[Start of Records for this task]

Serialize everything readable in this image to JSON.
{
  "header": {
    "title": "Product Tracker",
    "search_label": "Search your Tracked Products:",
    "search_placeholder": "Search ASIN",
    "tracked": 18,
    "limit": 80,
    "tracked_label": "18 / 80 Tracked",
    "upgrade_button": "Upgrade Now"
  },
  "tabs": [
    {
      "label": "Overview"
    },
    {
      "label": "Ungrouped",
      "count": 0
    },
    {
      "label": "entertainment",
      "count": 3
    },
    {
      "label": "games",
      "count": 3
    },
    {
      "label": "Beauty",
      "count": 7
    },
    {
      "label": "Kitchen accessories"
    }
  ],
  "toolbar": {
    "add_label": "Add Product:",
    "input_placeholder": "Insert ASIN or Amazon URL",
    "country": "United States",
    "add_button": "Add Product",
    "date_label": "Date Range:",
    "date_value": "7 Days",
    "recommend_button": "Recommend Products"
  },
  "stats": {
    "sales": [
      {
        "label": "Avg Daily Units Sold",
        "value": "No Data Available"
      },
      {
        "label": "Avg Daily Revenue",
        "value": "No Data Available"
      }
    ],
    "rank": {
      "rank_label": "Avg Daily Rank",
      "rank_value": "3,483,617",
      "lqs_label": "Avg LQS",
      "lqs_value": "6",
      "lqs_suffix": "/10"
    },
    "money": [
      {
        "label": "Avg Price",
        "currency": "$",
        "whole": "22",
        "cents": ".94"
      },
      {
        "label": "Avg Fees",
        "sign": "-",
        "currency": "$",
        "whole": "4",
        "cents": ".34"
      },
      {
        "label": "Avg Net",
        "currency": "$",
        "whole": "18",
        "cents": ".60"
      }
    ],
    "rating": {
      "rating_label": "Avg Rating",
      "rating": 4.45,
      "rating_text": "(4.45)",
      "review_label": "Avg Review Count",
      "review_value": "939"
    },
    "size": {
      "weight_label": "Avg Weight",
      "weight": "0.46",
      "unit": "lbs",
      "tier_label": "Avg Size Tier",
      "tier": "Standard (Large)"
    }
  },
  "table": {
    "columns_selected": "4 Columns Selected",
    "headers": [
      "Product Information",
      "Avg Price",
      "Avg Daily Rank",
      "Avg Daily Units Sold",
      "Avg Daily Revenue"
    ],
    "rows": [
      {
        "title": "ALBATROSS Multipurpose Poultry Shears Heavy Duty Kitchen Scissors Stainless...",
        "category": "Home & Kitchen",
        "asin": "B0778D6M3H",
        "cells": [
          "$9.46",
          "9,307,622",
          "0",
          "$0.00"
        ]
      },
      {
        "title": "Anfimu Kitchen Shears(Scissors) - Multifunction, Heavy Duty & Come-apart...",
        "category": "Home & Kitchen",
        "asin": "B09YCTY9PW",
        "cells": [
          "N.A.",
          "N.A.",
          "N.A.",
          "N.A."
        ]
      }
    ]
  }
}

[End of Records for this task]

Written exercise - The records above must be repeated exactly, every one of them.

Task solution -
Serialize everything readable in this image to JSON.
{
  "header": {
    "title": "Product Tracker",
    "search_label": "Search your Tracked Products:",
    "search_placeholder": "Search ASIN",
    "tracked": 18,
    "limit": 80,
    "tracked_label": "18 / 80 Tracked",
    "upgrade_button": "Upgrade Now"
  },
  "tabs": [
    {
      "label": "Overview"
    },
    {
      "label": "Ungrouped",
      "count": 0
    },
    {
      "label": "entertainment",
      "count": 3
    },
    {
      "label": "games",
      "count": 3
    },
    {
      "label": "Beauty",
      "count": 7
    },
    {
      "label": "Kitchen accessories"
    }
  ],
  "toolbar": {
    "add_label": "Add Product:",
    "input_placeholder": "Insert ASIN or Amazon URL",
    "country": "United States",
    "add_button": "Add Product",
    "date_label": "Date Range:",
    "date_value": "7 Days",
    "recommend_button": "Recommend Products"
  },
  "stats": {
    "sales": [
      {
        "label": "Avg Daily Units Sold",
        "value": "No Data Available"
      },
      {
        "label": "Avg Daily Revenue",
        "value": "No Data Available"
      }
    ],
    "rank": {
      "rank_label": "Avg Daily Rank",
      "rank_value": "3,483,617",
      "lqs_label": "Avg LQS",
      "lqs_value": "6",
      "lqs_suffix": "/10"
    },
    "money": [
      {
        "label": "Avg Price",
        "currency": "$",
        "whole": "22",
        "cents": ".94"
      },
      {
        "label": "Avg Fees",
        "sign": "-",
        "currency": "$",
        "whole": "4",
        "cents": ".34"
      },
      {
        "label": "Avg Net",
        "currency": "$",
        "whole": "18",
        "cents": ".60"
      }
    ],
    "rating": {
      "rating_label": "Avg Rating",
      "rating": 4.45,
      "rating_text": "(4.45)",
      "review_label": "Avg Review Count",
      "review_value": "939"
    },
    "size": {
      "weight_label": "Avg Weight",
      "weight": "0.46",
      "unit": "lbs",
      "tier_label": "Avg Size Tier",
      "tier": "Standard (Large)"
    }
  },
  "table": {
    "columns_selected": "4 Columns Selected",
    "headers": [
      "Product Information",
      "Avg Price",
      "Avg Daily Rank",
      "Avg Daily Units Sold",
      "Avg Daily Revenue"
    ],
    "rows": [
      {
        "title": "ALBATROSS Multipurpose Poultry Shears Heavy Duty Kitchen Scissors Stainless...",
        "category": "Home & Kitchen",
        "asin": "B0778D6M3H",
        "cells": [
          "$9.46",
          "9,307,622",
          "0",
          "$0.00"
        ]
      },
      {
        "title": "Anfimu Kitchen Shears(Scissors) - Multifunction, Heavy Duty & Come-apart...",
        "category": "Home & Kitchen",
        "asin": "B09YCTY9PW",
        "cells": [
          "N.A.",
          "N.A.",
          "N.A.",
          "N.A."
        ]
      }
    ]
  }
}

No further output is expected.